** Source passage **
Re: [patch V4 00/65] x86/fpu: Spring cleaning and PKRU sanitizing

From: Oliver Sang
Date: Fri Jun 25 2021 - 10:34:45 EST


Hi Thomas,

On Wed, Jun 23, 2021 at 02:01:27PM +0200, Thomas Gleixner wrote:
> The main parts of this series are:
>
> - Simplification and removal/replacement of redundant and/or
> overengineered code.
>
> - Name space cleanup as the existing names were just a permanent source
> of confusion.
>
> - Clear seperation of user ABI and kernel internal state handling.
>
> - Removal of PKRU from being XSTATE managed in the kernel because PKRU
> has to be eagerly restored on context switch and keeping it in sync
> in the xstate buffer is just pointless overhead and fragile.
>
> The kernel still XSAVEs PKRU on context switch but the value in the
> buffer is not longer used and never restored from the buffer.
>
> This still needs to be cleaned up, but the series is already 40+
> patches large and the cleanup of this is not a functional problem.
>
> The functional issues of PKRU management are fully addressed with the
> series as is.
>
> - Cleanup of fpu signal restore
>
> - Make the fast path self contained. Handle #PF directly and skip
> the slow path on any other exception as that will just end up
> with the same result that the frame is invalid. This allows
> the compiler to optimize the slow path out for 64bit kernels
> w/o ia32 emulation.
>
> - Reduce code duplication and unnecessary operations
>
> It applies on top of
>
> git://git.kernel.org/pub/scm/linux/kernel/git/tip/tip.git master
>
> and is also available via git:
>
> git://git.kernel.org/pub/scm/linux/kernel/git/tglx/devel.git x86/fpu

0-Day kernel CI tested this branch from performance view, choosing some sub-tests
from will-it-scale and stress-ng (detail as below)

(Items listed in a dataset)
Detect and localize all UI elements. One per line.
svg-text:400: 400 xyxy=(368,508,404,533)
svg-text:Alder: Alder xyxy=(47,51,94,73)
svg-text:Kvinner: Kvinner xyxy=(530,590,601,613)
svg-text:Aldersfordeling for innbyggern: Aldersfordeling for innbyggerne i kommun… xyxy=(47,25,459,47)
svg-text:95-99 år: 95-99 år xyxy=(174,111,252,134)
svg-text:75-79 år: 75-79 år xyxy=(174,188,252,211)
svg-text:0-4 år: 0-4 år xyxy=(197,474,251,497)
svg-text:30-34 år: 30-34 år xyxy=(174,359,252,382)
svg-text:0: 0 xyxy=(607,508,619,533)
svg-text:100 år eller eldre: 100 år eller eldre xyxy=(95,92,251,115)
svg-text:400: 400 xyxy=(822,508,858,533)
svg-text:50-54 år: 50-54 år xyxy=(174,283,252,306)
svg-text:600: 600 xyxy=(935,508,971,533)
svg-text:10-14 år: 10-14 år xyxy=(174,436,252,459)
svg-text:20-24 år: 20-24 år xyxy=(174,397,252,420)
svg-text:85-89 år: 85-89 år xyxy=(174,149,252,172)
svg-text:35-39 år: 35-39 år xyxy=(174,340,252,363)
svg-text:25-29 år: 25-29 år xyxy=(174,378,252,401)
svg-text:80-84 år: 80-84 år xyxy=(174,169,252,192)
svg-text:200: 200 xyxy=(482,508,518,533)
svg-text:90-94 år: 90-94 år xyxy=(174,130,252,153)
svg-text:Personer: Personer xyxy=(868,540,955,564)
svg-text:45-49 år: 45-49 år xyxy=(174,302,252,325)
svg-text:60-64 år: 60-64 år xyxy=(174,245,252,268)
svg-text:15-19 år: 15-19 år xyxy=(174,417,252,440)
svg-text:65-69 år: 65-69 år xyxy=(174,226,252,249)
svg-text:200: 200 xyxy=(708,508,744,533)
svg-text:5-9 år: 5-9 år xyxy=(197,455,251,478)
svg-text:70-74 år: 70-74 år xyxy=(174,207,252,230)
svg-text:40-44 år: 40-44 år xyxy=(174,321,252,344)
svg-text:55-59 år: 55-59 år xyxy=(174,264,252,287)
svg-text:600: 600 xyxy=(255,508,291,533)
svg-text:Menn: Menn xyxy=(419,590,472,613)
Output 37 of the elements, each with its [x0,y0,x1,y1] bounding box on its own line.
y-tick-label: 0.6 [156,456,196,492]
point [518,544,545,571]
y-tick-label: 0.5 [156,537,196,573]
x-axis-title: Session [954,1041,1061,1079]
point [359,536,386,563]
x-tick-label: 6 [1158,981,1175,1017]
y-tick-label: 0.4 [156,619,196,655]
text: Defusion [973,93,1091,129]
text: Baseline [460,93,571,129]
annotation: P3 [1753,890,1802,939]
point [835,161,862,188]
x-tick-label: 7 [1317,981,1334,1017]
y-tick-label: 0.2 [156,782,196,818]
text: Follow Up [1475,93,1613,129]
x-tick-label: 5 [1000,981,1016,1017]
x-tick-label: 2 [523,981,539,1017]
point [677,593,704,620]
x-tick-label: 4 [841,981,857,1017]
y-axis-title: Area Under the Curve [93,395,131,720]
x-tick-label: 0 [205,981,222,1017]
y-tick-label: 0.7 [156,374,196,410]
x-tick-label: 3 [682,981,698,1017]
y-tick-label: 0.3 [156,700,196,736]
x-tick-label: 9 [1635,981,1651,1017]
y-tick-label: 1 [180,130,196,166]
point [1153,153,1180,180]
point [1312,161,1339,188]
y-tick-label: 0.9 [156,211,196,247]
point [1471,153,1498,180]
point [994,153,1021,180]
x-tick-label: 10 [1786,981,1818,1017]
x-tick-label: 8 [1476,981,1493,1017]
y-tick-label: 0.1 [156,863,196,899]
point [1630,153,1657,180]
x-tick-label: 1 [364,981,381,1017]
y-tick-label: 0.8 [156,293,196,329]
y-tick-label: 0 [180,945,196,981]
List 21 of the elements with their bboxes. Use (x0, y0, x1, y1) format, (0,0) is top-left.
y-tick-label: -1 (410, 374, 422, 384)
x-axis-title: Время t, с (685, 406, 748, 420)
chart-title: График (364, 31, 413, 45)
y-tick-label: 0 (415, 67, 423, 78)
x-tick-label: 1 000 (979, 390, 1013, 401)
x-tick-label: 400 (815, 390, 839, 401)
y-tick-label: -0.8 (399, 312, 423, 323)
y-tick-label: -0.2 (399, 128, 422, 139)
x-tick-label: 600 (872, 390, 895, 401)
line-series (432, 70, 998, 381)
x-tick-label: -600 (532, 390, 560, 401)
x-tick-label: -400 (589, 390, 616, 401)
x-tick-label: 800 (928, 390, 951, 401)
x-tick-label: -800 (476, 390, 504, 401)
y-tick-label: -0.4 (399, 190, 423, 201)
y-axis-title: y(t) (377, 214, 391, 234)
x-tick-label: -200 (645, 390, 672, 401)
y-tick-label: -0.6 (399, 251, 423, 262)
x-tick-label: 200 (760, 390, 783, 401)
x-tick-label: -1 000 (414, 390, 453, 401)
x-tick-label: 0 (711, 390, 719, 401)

** Task 1 **
In the x86/fpu mailing-list reply, restate the paragraph beginning "The kernel still XSAVEs PKRU" in one shorter sentence that keeps its main facts.
** Task 2 **
Extend the x86/fpu mailing-list reply past its final sentence.

** Answer area 1 **
On context switch the kernel still XSAVEs PKRU, but the buffered value is no longer used and is never restored from the buffer.

** Answer area 2 **
Test Summary
============
no obvious performance changes found vs v5.13-rc7 so far

Test Environment
================
https://git.kernel.org/pub/scm/linux/kernel/git/tglx/devel.git/log/?h=x86/fpu
* a263e30a4f111 (tglx-devel/x86/fpu) x86/fpu/signal: Let xrstor handle the features to init
* cf917e53a97e9 x86/fpu/signal: Handle #PF in the direct restore path
* 7b269dff0be66 x86/fpu: Return proper error codes from user access functions
* d2d6be9e16386 x86/fpu/signal: Split out the direct restore code
...
* d3ca29fb9911f x86/fpu: Fix copy_xstate_to_kernel() gap handling
* 58a664af246e6 Merge branch 'x86/fpu' of ../tip into x86/fpu
|\
| * b7c11876d24bd (tip/x86/fpu, peterz-queue/x86/fpu) selftests/x86: Test signal frame XSTATE header corruption handling
...
* | 13311e74253fe (tag: v5.13-rc7


64bit kernel testing, upon below platforms:
(1)
model: Cascade Lake
Intel(R) Xeon(R) Gold 6238M CPU @ 2.10GHz
nr_node: 2
nr_cpu: 88
memory: 128G
(2)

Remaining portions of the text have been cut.